_WRITTEN REQUEST:_ Spot each line that carries the word "geografiyada"; copy those lines.

_DATA FOR THIS EXERCISE:_
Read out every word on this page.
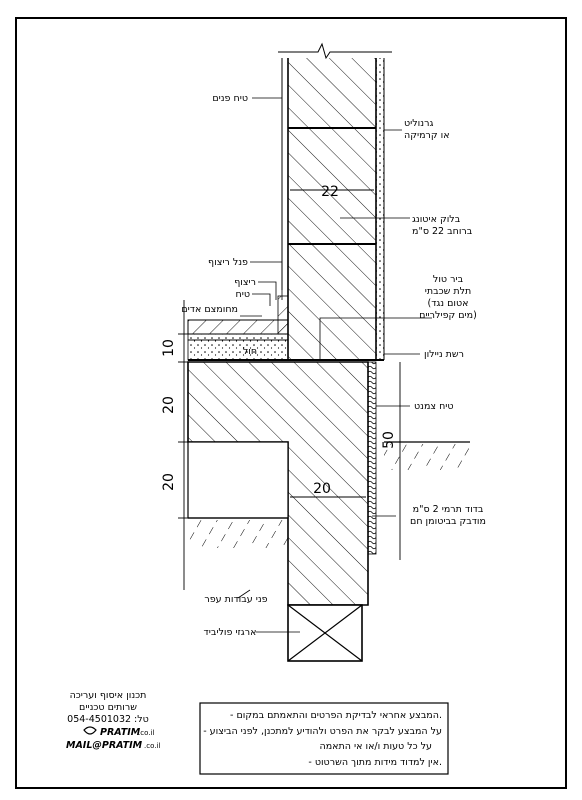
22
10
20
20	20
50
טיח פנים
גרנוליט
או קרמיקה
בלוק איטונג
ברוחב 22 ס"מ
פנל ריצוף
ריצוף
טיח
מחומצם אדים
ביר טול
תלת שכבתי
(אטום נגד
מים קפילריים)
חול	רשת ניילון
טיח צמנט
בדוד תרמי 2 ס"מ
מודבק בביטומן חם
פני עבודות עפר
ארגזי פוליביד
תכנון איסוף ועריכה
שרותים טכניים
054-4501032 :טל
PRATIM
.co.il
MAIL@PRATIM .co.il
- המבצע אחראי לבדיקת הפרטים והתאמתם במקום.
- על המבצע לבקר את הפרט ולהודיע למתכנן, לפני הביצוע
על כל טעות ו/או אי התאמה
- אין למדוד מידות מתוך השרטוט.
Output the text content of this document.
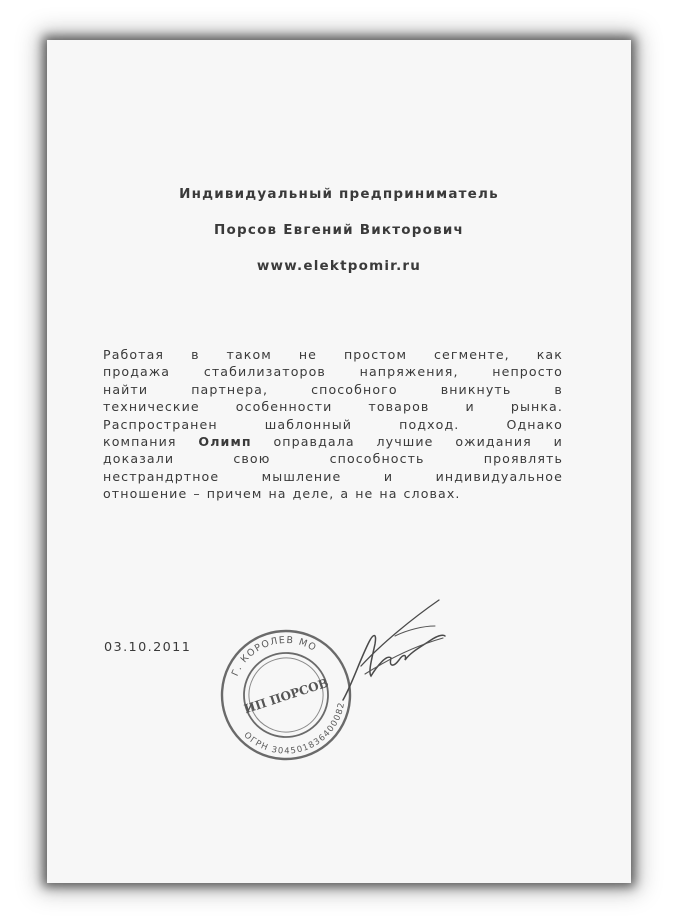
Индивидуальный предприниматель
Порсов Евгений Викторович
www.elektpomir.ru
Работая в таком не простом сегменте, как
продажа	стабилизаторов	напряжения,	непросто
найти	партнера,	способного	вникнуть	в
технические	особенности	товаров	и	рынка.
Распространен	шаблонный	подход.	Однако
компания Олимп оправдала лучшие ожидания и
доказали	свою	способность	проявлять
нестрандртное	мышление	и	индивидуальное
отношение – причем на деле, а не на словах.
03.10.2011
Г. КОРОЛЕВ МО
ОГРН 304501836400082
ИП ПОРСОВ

--

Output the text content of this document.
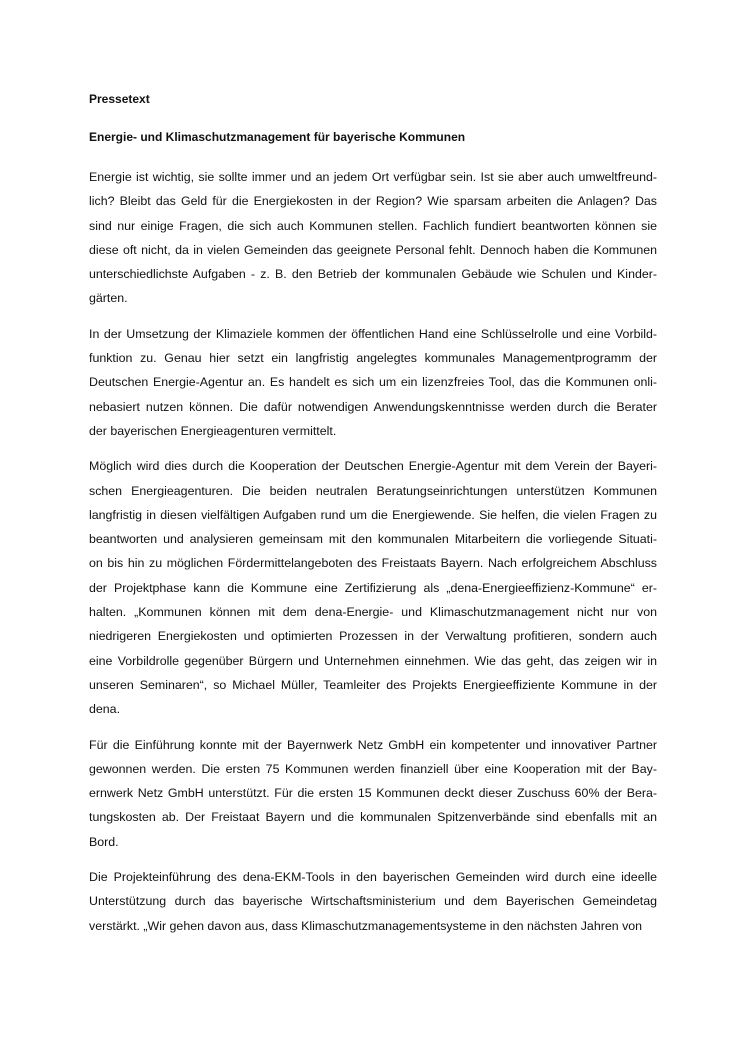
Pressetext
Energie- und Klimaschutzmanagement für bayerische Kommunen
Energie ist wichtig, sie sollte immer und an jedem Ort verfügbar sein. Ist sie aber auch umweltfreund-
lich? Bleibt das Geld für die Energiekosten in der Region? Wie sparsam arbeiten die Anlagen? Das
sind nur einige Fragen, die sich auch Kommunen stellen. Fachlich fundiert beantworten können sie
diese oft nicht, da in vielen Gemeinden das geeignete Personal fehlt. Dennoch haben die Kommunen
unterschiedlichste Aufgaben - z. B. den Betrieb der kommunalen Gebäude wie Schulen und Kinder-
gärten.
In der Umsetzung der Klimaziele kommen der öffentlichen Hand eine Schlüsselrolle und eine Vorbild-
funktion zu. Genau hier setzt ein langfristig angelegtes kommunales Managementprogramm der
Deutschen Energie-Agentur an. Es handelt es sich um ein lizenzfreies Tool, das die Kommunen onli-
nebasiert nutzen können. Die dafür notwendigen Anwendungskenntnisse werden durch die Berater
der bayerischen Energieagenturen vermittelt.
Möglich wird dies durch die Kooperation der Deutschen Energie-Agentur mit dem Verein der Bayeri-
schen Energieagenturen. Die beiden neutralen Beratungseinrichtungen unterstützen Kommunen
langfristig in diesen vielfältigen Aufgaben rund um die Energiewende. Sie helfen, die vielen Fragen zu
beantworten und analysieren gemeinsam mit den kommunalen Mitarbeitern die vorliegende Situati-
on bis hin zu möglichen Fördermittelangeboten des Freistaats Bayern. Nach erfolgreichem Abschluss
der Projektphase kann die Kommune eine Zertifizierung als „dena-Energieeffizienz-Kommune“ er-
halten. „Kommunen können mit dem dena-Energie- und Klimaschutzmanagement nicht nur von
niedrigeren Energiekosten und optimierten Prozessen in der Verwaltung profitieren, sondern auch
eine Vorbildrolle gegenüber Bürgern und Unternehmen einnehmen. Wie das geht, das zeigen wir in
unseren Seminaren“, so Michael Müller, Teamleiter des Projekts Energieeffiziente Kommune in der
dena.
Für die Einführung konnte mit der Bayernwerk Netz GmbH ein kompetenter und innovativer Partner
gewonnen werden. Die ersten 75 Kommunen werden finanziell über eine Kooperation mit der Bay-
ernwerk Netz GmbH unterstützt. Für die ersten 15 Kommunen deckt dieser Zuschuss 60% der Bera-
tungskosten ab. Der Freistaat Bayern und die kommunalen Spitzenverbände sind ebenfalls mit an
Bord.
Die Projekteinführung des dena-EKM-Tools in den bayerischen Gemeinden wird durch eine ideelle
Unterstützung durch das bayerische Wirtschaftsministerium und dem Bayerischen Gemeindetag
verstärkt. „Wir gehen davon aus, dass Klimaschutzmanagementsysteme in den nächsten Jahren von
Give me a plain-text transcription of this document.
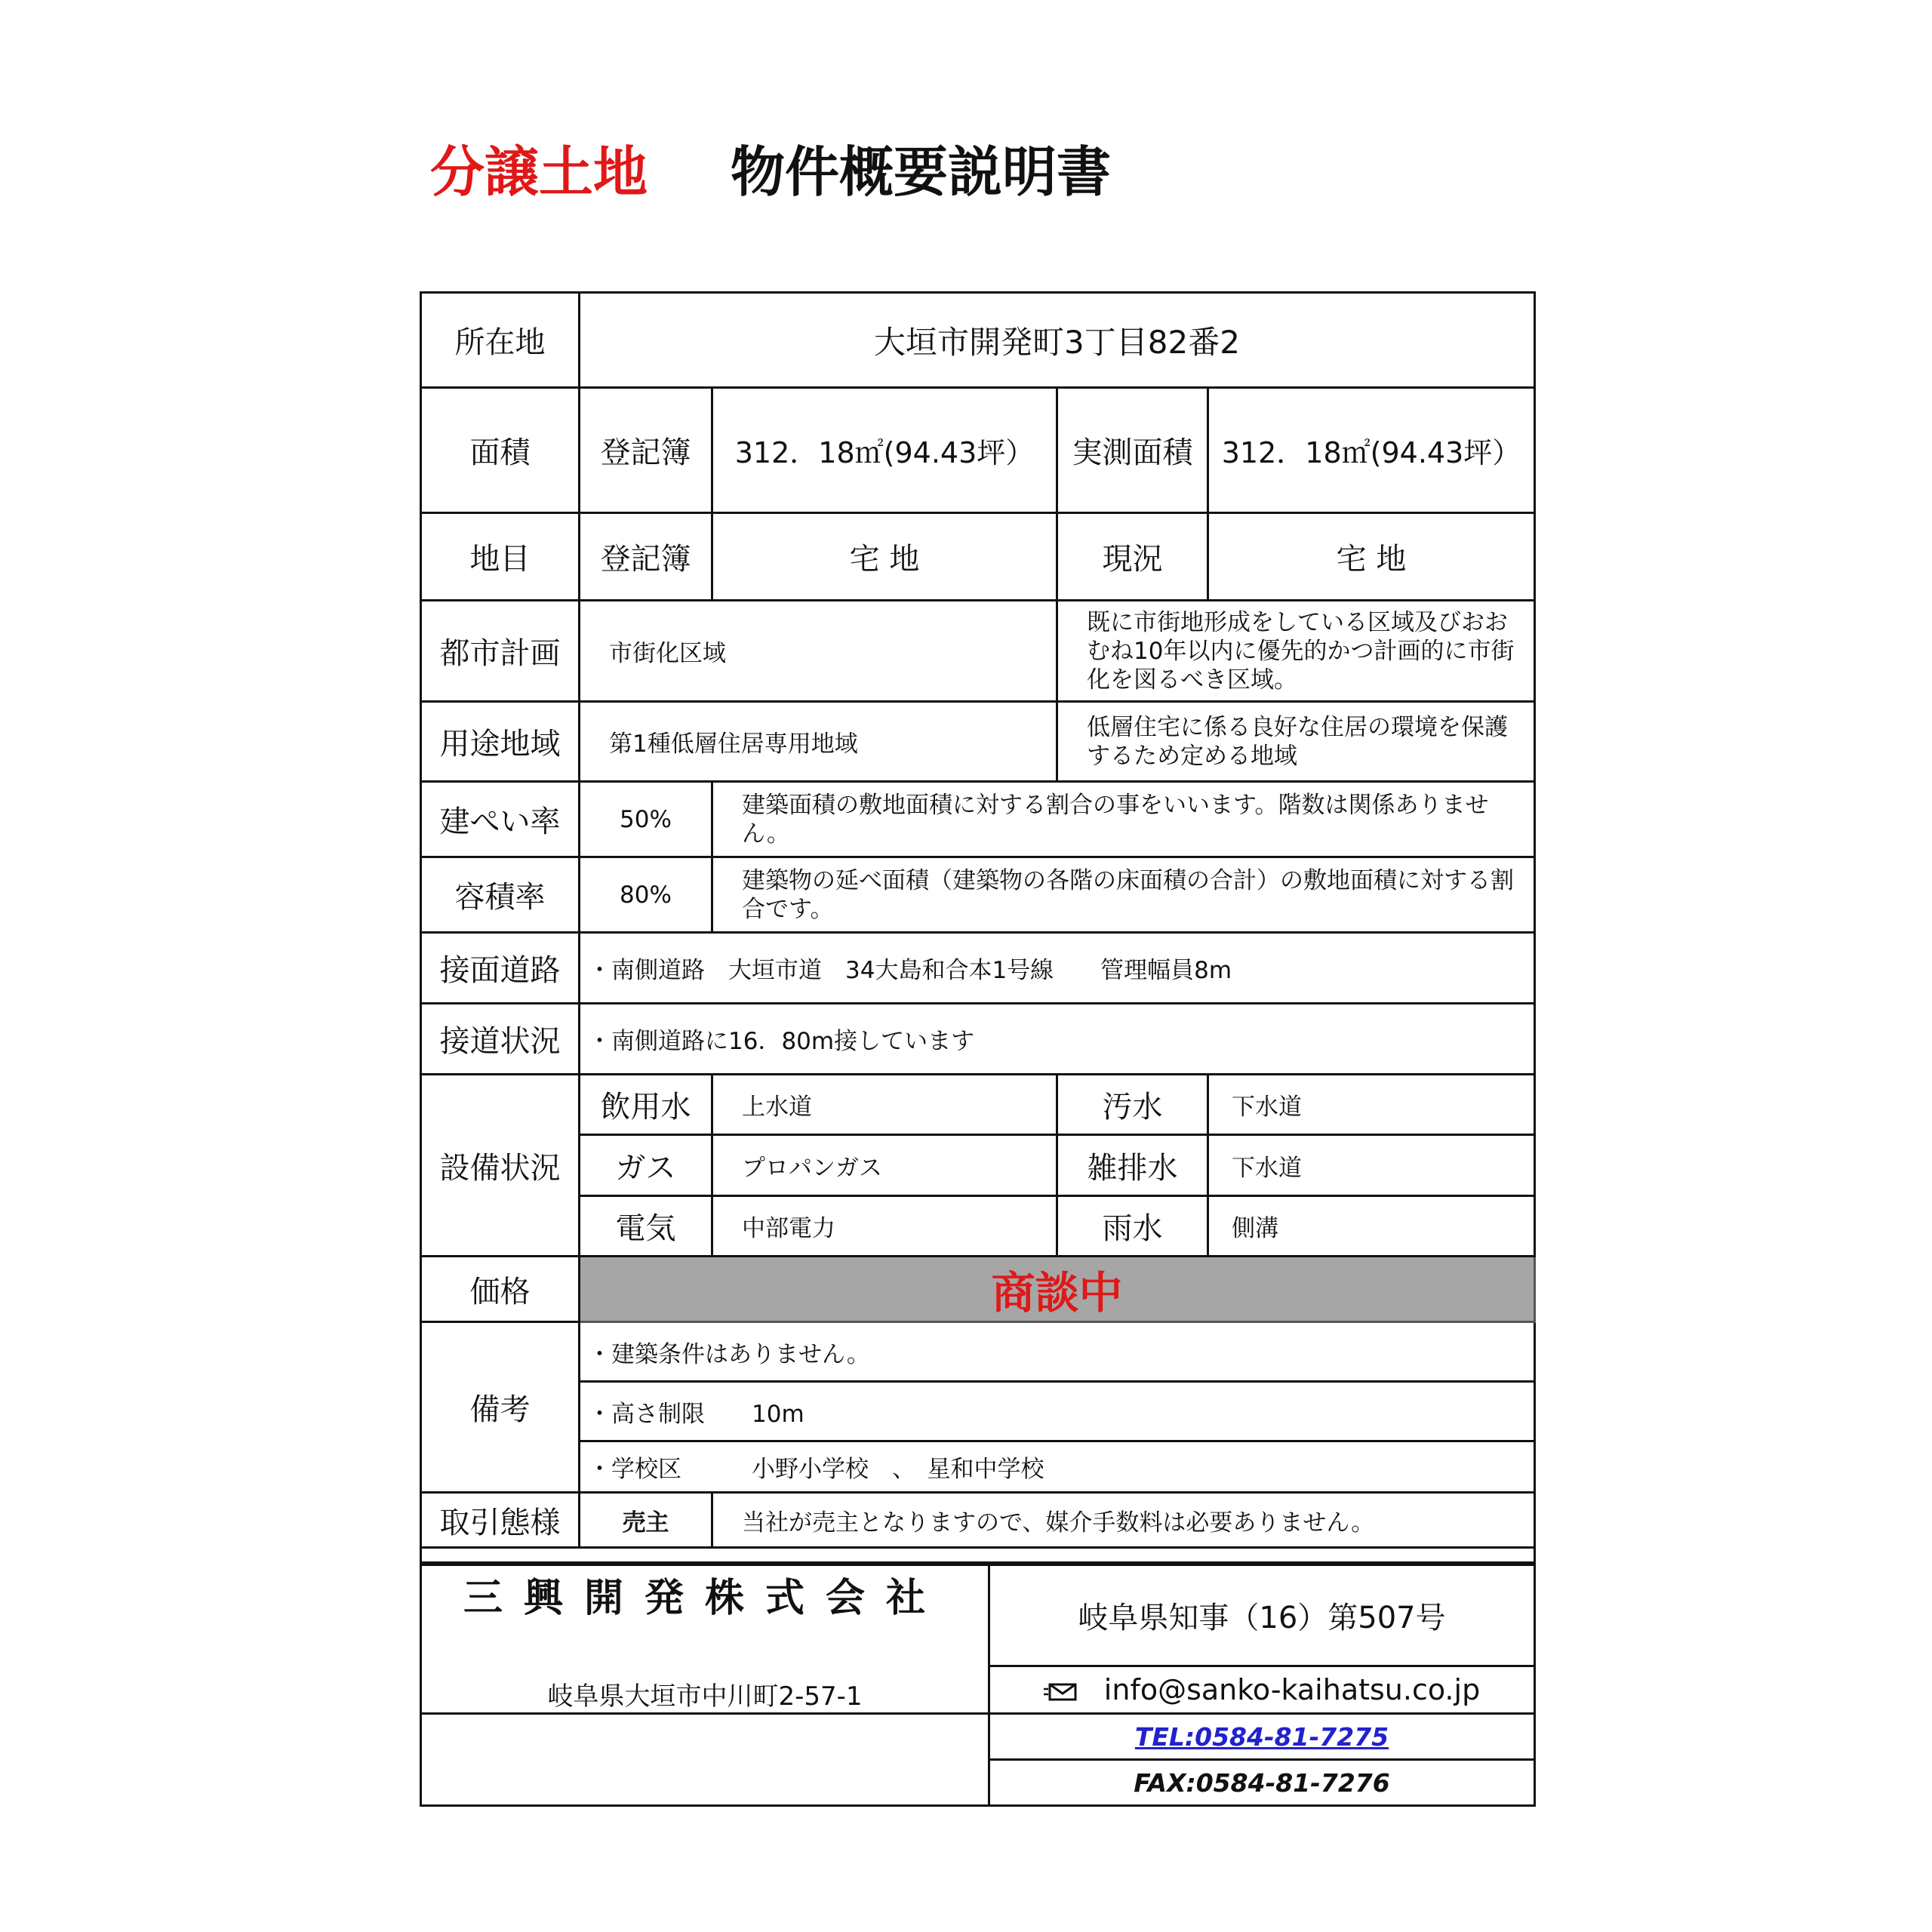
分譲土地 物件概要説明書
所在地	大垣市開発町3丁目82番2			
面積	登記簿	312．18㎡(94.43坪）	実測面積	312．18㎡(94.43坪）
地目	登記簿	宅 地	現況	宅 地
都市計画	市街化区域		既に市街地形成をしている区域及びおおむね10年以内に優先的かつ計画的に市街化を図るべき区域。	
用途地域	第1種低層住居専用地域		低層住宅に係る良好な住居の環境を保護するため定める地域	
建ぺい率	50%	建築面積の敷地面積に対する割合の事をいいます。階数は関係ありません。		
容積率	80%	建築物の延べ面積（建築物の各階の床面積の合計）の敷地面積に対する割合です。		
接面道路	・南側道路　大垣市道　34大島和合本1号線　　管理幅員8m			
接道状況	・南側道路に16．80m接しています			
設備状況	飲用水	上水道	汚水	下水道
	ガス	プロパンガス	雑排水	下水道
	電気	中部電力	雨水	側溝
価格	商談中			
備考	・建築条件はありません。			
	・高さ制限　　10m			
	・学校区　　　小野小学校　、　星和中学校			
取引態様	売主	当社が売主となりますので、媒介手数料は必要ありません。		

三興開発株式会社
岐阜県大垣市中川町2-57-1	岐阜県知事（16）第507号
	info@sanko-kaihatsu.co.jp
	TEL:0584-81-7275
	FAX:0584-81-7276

...

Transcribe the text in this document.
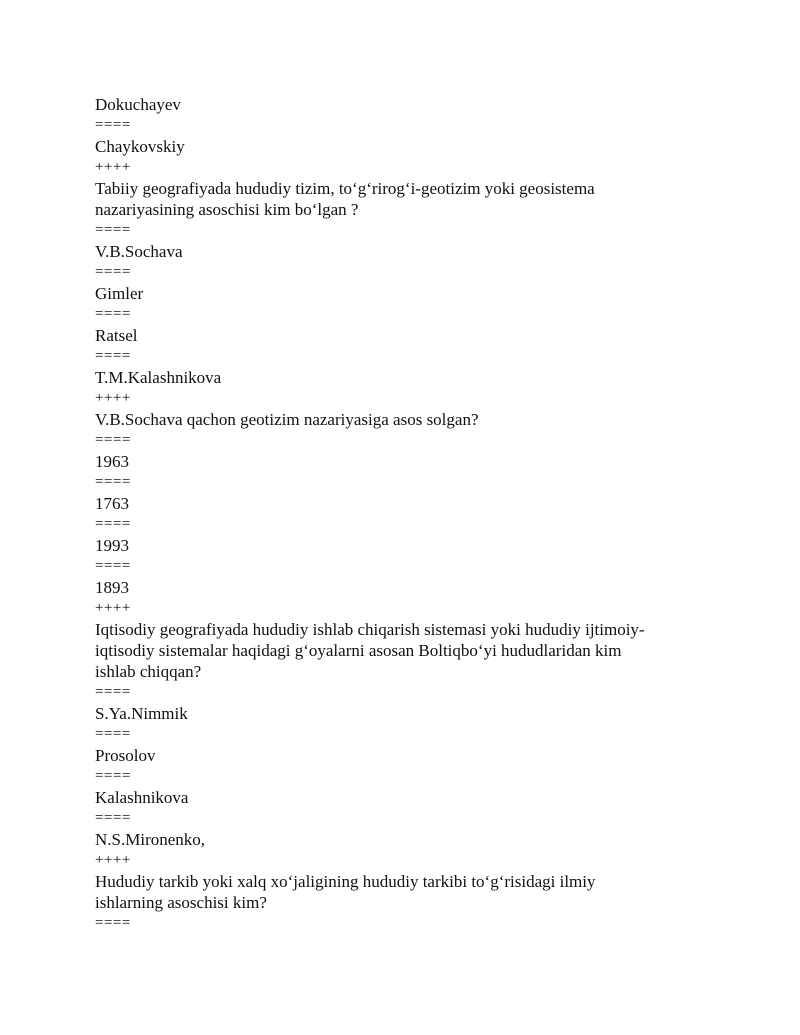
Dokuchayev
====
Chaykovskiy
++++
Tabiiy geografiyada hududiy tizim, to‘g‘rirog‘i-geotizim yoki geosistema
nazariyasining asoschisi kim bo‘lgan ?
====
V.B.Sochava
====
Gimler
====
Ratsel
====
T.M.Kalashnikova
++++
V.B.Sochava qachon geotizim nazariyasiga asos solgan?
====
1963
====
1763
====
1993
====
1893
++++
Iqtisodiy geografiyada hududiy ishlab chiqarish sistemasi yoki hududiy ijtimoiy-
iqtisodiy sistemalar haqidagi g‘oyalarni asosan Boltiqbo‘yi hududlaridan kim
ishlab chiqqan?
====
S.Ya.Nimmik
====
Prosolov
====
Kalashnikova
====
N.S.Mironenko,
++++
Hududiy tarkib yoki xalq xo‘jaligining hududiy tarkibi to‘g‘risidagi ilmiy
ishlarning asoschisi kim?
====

_RESULT OF THIS TASK:_
Tabiiy geografiyada hududiy tizim, to‘g‘rirog‘i-geotizim yoki geosistema
Iqtisodiy geografiyada hududiy ishlab chiqarish sistemasi yoki hududiy ijtimoiy-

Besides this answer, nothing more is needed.